## [PASSAGE SHOWN]
Depends of course what your design goals are. If your goal is that the tree/graph should be modifiable at any point in time, then a leaf can actually become a parent node. In this case, it is OK to define hierarchy-relevant methods in the component.
Another approach (although I do not know if this is applicable to your use-case) is to use following two ideas:
- Make the structure immutable
- Separate structure from function
By making the structure immutable, we can push all graph construction to, well, the constructors. With this we sidestep the type-casting issue you mentioned, and also make the whole thing easier to reason about.
By separating the structure from function, we don't need to publish the structural information at all to clients, we instead offer the functionality we want to offer. With this we can keep Liskov, Demeter and the other OO things.

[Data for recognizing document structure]
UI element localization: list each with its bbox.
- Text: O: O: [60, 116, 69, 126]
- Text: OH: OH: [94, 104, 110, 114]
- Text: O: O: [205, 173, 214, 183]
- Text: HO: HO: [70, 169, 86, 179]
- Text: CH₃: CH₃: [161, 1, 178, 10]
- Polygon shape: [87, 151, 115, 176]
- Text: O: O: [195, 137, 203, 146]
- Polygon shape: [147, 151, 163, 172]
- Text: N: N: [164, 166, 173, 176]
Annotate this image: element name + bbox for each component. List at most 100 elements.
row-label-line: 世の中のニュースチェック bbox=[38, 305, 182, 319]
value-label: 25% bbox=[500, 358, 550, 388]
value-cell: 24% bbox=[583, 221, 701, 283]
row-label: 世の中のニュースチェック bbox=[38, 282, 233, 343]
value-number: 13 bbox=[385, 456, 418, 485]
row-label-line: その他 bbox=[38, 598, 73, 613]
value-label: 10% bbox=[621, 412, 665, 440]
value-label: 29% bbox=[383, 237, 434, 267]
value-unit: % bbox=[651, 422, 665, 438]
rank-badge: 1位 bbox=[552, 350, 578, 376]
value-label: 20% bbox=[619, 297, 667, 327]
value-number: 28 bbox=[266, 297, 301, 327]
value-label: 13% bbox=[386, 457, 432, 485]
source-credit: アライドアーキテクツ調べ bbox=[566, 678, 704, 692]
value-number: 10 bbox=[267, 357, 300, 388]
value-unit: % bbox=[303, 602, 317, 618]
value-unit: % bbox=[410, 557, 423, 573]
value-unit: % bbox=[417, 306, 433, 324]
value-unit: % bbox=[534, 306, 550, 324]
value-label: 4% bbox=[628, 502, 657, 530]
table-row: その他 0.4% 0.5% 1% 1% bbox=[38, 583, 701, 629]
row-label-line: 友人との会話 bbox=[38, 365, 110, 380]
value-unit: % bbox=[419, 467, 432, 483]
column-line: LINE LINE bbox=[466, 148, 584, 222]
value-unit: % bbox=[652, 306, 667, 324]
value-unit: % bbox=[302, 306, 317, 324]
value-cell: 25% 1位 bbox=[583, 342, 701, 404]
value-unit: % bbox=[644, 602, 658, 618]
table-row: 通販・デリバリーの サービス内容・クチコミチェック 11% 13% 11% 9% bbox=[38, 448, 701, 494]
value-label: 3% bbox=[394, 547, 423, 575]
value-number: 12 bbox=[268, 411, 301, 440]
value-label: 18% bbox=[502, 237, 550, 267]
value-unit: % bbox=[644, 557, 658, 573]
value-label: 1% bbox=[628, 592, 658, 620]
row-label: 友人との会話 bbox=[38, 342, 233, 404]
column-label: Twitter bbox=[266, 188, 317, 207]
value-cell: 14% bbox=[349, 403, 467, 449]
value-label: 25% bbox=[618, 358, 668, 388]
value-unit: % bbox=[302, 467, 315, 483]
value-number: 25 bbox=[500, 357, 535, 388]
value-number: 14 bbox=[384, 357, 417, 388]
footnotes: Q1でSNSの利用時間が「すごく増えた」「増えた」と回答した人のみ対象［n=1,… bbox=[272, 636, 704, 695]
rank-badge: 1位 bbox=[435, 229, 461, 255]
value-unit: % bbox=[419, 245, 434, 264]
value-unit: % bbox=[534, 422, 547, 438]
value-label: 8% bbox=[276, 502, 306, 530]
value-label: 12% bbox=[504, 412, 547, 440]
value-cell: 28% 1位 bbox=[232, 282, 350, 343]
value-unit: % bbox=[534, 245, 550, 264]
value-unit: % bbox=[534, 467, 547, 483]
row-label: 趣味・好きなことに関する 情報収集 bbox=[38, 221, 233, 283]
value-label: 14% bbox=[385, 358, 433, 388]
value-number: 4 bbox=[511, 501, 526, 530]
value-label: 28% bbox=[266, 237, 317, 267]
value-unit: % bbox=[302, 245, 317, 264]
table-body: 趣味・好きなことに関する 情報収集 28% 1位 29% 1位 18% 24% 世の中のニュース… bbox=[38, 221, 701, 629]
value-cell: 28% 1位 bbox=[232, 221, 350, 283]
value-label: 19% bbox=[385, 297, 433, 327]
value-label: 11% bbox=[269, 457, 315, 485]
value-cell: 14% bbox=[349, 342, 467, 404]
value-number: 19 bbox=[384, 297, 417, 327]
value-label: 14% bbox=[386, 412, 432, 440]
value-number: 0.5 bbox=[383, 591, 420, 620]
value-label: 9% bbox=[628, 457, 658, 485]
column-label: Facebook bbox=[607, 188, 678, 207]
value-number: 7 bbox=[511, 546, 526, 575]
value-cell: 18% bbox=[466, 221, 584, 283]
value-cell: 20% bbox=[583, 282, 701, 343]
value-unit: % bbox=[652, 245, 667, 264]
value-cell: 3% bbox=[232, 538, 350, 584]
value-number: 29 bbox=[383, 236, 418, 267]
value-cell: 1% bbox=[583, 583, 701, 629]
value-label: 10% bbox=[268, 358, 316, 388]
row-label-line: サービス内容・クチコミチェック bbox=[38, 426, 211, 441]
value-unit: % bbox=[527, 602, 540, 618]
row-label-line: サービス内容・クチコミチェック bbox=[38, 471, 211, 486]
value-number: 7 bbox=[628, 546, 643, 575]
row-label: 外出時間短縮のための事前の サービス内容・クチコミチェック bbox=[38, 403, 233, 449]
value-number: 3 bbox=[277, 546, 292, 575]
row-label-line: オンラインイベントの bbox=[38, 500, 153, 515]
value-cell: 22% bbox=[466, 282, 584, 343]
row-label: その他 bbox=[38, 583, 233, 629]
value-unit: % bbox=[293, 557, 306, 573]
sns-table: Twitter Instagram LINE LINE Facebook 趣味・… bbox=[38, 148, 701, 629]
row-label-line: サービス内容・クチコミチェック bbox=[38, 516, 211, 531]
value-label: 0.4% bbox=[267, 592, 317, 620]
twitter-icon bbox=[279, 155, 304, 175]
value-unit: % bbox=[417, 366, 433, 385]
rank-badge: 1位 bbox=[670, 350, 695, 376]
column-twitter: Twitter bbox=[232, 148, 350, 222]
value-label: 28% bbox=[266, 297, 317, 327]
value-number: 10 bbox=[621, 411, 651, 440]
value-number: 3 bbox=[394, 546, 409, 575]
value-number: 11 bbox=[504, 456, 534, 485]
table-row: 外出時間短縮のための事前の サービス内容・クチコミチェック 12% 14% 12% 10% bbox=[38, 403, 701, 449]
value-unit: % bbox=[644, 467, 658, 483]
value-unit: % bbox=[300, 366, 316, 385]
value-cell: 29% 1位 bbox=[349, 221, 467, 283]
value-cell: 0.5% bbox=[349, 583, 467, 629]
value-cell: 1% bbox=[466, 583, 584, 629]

## [REQUIRED ACTION 1]
Which two ideas does the passage about tree structure design offer as another approach?
## [REQUIRED ACTION 2]
Quote the stretch of the passage about tree structure design from "Another approach (although" through "to reason about.".

## [TASK ANSWER 1]
Make the structure immutable, and separate structure from function.

## [TASK ANSWER 2]
Another approach (although I do not know if this is applicable to your use-case) is to use following two ideas:
- Make the structure immutable
- Separate structure from function
By making the structure immutable, we can push all graph construction to, well, the constructors. With this we sidestep the type-casting issue you mentioned, and also make the whole thing easier to reason about.